What is asked: Using the listing below, please gather every line containing the word "quota".
- - -
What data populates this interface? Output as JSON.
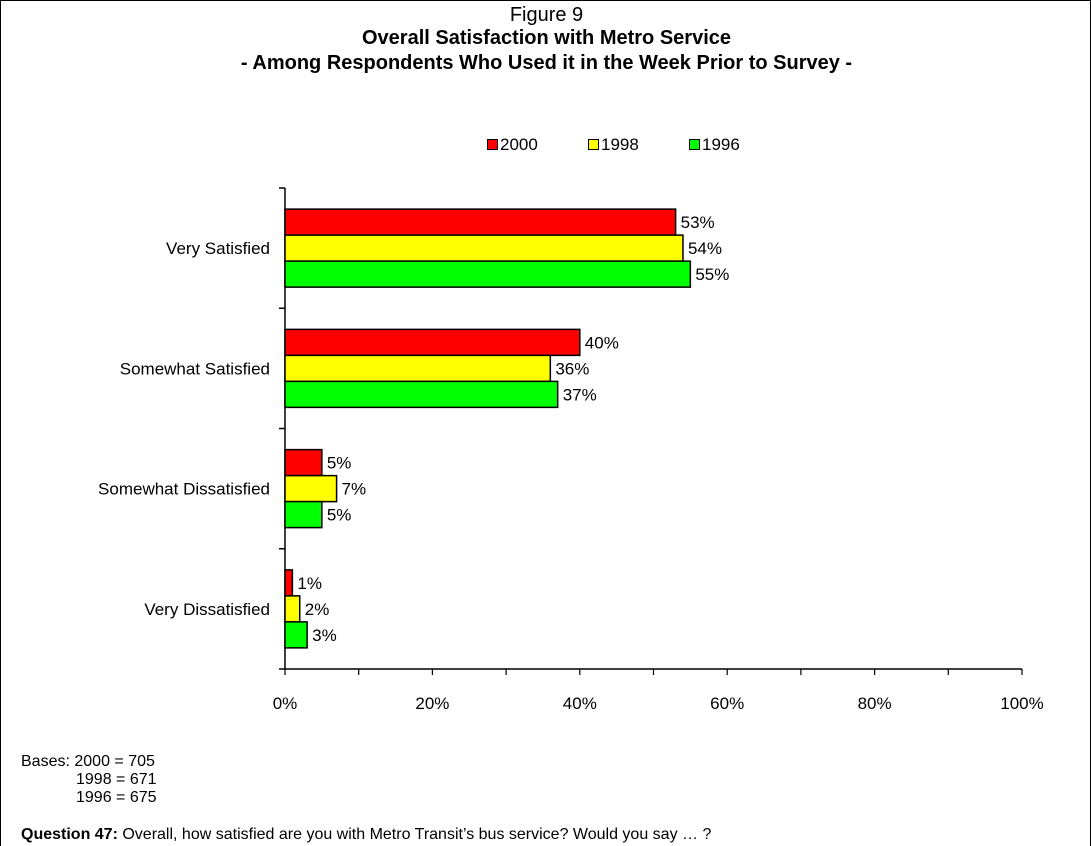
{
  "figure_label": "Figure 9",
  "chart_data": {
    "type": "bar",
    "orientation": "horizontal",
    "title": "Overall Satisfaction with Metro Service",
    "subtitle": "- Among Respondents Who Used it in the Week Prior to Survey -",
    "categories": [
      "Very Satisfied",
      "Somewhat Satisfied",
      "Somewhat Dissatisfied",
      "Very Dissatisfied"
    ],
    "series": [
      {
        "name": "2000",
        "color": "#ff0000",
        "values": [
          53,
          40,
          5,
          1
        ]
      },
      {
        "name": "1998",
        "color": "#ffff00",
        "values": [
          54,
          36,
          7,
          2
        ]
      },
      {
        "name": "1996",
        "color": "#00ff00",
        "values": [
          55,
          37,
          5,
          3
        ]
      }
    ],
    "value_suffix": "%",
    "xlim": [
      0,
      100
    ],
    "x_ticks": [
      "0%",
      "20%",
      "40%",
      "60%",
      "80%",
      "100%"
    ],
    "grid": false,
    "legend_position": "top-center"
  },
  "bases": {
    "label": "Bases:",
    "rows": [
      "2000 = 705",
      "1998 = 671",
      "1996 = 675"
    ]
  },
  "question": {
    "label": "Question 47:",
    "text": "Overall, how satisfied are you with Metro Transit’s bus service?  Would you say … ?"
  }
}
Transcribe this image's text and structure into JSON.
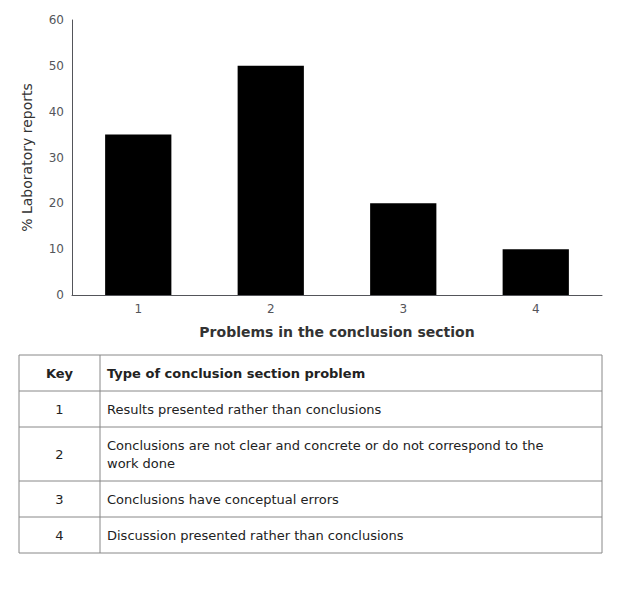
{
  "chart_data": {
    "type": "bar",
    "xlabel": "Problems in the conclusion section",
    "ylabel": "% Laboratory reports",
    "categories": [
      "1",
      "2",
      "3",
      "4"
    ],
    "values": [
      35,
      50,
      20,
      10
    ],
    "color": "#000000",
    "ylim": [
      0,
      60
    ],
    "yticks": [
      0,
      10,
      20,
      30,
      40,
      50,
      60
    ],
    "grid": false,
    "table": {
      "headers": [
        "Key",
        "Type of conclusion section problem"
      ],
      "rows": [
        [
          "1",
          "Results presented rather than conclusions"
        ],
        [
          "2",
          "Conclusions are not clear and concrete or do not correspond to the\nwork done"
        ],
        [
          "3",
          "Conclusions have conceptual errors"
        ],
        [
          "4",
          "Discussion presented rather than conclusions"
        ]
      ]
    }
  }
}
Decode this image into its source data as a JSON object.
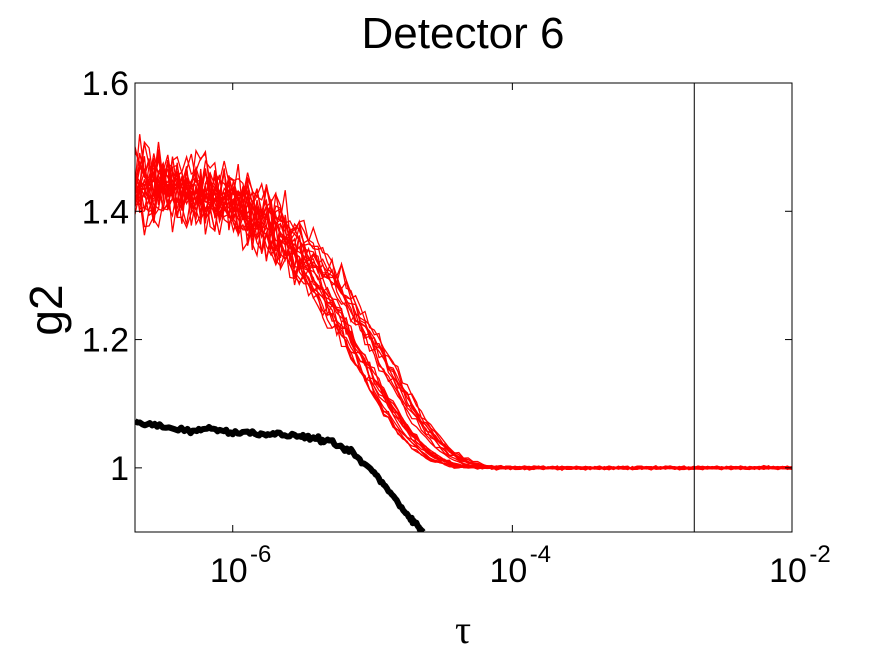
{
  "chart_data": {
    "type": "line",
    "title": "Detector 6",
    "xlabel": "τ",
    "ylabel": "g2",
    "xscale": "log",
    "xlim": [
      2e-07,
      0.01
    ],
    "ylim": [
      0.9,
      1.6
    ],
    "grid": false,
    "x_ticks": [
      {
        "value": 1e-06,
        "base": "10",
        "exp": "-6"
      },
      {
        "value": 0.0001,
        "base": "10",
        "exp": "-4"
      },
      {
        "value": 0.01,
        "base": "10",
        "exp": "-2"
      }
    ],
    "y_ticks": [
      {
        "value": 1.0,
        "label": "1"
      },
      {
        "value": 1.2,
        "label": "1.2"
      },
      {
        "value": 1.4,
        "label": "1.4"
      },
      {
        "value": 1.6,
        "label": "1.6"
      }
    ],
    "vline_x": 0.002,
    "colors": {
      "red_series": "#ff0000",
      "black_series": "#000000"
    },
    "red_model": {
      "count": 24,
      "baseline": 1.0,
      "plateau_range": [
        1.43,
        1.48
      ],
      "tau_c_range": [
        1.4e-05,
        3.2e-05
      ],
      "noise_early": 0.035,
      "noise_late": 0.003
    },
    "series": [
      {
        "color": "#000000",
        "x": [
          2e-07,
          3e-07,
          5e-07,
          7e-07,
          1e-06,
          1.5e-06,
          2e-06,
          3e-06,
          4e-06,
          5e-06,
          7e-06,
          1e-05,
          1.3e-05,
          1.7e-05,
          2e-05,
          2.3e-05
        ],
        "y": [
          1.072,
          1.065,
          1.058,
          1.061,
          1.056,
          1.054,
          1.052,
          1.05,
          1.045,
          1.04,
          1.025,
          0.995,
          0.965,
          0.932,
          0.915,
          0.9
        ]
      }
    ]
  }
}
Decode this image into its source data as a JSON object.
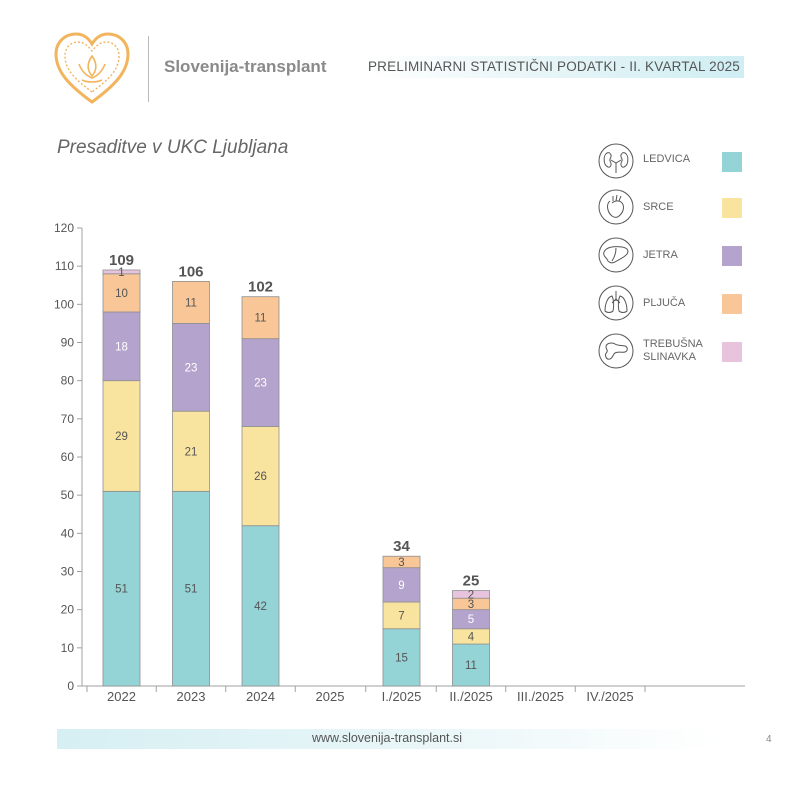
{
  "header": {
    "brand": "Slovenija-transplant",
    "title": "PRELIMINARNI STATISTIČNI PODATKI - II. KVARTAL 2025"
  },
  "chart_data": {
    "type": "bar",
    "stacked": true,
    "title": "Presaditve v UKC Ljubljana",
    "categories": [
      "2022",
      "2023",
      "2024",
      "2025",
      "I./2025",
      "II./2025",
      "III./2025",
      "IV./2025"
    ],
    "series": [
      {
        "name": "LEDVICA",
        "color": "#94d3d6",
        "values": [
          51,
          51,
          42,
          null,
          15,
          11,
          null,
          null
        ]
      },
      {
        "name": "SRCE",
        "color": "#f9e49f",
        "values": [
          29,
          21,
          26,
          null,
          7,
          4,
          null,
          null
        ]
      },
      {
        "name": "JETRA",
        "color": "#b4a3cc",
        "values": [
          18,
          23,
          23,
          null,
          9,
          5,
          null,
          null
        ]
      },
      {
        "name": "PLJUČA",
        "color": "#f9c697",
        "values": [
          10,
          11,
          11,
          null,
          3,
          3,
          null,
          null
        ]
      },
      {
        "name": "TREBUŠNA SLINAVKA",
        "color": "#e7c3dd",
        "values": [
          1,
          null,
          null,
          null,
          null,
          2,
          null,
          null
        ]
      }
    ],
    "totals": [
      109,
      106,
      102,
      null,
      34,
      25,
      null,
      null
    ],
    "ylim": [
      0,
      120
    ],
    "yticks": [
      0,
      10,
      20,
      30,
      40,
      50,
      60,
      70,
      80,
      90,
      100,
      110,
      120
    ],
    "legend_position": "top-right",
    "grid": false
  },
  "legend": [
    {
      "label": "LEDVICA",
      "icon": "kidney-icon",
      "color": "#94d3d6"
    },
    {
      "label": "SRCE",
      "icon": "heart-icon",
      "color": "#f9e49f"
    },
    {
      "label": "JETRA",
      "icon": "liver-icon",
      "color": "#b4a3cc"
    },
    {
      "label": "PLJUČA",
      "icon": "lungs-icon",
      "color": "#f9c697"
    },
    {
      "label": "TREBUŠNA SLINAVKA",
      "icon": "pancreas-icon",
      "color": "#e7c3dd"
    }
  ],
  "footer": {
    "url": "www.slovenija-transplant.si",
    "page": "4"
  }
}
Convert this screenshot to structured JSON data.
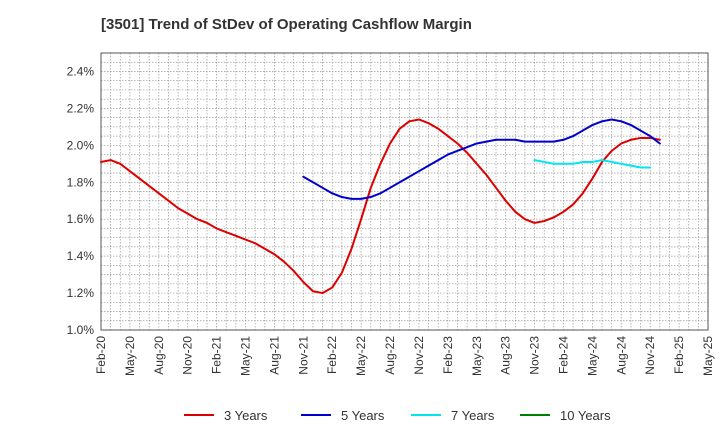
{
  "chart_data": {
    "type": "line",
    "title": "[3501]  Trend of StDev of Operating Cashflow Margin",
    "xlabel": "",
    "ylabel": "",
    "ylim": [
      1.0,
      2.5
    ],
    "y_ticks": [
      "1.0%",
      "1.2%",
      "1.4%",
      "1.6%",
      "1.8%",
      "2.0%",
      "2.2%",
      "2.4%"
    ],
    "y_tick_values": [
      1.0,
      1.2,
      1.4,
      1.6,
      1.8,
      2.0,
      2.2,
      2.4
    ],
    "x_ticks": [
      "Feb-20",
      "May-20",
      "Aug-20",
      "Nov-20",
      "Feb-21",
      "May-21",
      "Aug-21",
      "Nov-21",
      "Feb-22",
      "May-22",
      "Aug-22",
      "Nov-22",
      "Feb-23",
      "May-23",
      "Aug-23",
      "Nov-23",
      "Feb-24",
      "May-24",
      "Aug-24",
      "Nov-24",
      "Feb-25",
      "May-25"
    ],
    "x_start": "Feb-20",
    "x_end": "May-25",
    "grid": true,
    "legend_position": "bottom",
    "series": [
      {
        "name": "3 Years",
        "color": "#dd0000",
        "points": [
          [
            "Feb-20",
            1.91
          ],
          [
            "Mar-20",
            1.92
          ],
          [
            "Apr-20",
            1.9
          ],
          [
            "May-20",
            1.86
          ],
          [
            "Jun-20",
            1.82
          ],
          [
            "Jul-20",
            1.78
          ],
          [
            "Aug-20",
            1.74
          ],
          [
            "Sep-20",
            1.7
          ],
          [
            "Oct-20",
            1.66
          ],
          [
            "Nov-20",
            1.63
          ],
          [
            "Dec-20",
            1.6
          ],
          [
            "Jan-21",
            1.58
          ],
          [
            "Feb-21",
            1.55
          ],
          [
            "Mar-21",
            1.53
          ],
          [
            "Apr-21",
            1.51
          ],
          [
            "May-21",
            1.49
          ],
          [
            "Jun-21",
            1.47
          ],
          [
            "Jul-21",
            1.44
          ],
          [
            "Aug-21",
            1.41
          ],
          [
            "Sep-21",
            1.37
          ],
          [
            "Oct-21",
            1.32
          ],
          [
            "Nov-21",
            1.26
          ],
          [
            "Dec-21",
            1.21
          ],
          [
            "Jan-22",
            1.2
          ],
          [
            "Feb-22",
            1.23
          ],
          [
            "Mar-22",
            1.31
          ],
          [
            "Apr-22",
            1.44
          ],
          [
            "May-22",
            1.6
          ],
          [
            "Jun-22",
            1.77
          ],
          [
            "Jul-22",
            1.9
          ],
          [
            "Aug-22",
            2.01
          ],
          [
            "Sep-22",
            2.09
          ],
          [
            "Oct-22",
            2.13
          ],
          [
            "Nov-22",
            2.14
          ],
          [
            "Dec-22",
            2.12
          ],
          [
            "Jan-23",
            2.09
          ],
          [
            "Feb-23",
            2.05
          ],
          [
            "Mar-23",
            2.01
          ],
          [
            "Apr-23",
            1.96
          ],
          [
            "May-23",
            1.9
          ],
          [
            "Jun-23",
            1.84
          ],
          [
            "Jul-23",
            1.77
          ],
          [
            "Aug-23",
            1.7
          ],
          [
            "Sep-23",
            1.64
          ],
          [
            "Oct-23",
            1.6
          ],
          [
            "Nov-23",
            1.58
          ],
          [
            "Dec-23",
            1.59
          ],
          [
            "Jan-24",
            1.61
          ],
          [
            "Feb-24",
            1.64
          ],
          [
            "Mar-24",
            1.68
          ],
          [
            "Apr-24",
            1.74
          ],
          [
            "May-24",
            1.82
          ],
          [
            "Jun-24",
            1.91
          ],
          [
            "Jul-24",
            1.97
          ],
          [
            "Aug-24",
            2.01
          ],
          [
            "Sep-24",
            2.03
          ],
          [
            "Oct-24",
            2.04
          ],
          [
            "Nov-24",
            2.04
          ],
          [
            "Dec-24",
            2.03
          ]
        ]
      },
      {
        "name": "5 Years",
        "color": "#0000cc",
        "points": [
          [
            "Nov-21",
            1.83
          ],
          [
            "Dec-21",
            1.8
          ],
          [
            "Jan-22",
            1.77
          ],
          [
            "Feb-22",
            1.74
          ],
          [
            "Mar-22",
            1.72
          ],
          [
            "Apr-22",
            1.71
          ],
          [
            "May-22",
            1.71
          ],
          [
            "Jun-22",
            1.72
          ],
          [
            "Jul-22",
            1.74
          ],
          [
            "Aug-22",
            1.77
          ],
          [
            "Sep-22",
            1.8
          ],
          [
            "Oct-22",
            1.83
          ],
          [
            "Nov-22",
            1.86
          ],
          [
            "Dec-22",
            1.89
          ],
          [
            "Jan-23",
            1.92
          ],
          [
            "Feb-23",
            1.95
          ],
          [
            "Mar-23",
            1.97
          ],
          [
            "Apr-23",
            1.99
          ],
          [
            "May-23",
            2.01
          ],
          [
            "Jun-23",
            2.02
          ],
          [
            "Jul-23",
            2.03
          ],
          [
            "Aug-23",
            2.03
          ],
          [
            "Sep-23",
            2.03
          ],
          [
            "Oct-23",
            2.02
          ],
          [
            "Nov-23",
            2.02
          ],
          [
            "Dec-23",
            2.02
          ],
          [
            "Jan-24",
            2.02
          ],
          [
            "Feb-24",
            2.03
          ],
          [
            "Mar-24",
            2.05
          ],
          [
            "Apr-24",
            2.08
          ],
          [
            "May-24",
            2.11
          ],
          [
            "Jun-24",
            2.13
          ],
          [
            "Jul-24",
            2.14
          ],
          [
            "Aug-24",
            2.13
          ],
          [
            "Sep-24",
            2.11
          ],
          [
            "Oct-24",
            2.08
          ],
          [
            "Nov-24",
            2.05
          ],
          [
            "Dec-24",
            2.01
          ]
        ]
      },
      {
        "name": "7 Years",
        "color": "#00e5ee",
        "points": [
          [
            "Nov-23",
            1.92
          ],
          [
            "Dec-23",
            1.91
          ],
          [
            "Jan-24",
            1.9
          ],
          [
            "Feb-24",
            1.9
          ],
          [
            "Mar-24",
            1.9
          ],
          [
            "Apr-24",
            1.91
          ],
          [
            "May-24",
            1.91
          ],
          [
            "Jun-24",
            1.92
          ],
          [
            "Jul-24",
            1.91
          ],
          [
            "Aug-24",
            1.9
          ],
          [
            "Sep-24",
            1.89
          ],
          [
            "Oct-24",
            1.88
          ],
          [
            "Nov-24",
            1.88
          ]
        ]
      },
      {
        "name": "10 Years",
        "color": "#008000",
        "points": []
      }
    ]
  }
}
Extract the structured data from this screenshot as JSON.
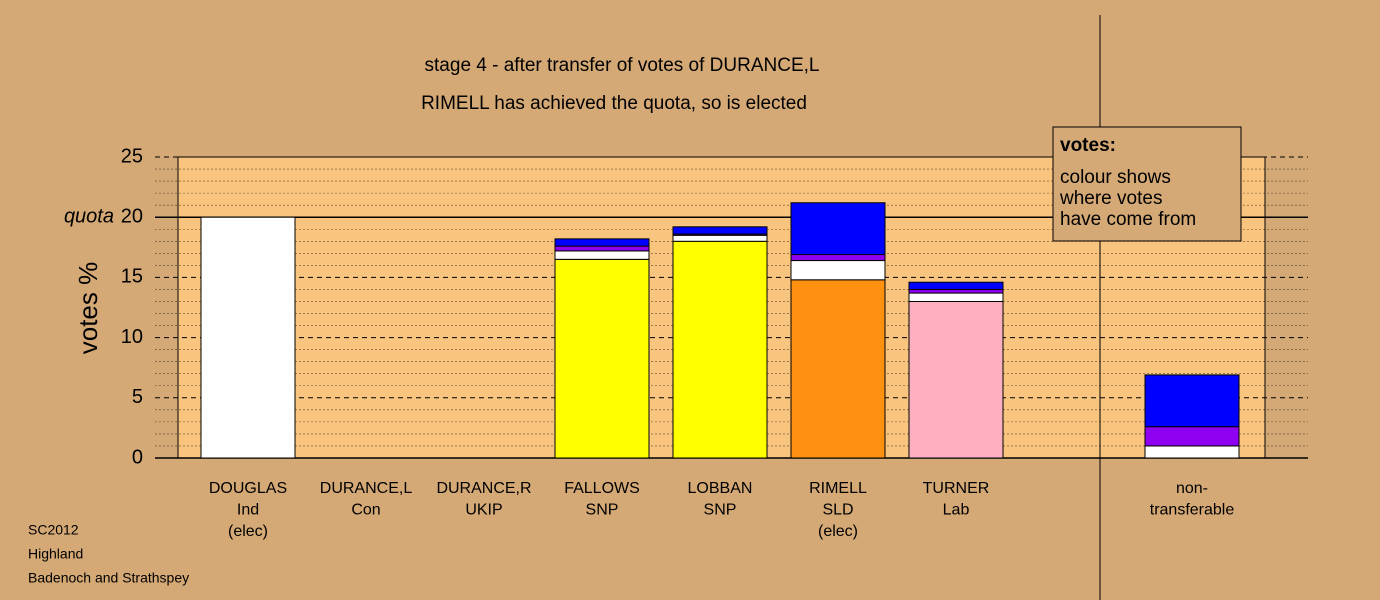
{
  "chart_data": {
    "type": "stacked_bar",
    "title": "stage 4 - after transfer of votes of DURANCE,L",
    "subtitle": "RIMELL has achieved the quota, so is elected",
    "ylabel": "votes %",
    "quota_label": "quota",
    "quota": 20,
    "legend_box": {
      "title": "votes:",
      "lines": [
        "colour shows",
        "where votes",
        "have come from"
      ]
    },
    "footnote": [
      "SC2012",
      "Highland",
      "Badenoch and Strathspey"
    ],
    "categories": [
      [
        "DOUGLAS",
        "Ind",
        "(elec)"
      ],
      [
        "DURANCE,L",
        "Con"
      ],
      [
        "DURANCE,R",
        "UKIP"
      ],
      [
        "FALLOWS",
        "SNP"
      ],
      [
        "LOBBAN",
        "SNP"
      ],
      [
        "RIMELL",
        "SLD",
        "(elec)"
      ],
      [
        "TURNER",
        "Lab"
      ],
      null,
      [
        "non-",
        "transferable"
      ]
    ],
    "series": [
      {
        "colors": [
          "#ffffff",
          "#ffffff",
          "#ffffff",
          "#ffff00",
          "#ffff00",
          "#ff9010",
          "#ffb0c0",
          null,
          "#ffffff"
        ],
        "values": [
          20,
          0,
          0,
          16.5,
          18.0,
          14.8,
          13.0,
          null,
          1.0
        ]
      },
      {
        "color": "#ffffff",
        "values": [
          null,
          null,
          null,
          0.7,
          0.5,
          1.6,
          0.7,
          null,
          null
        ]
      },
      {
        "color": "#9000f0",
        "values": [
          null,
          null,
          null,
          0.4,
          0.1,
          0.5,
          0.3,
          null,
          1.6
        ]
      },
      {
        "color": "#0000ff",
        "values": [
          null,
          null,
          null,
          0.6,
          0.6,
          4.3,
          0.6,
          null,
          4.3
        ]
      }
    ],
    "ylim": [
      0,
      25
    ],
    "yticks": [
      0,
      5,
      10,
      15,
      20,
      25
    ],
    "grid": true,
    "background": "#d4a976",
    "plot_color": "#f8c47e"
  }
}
- - -
Problem solution:
    "subtitle": "RIMELL has achieved the quota, so is elected",
    "quota_label": "quota",
    "quota": 20,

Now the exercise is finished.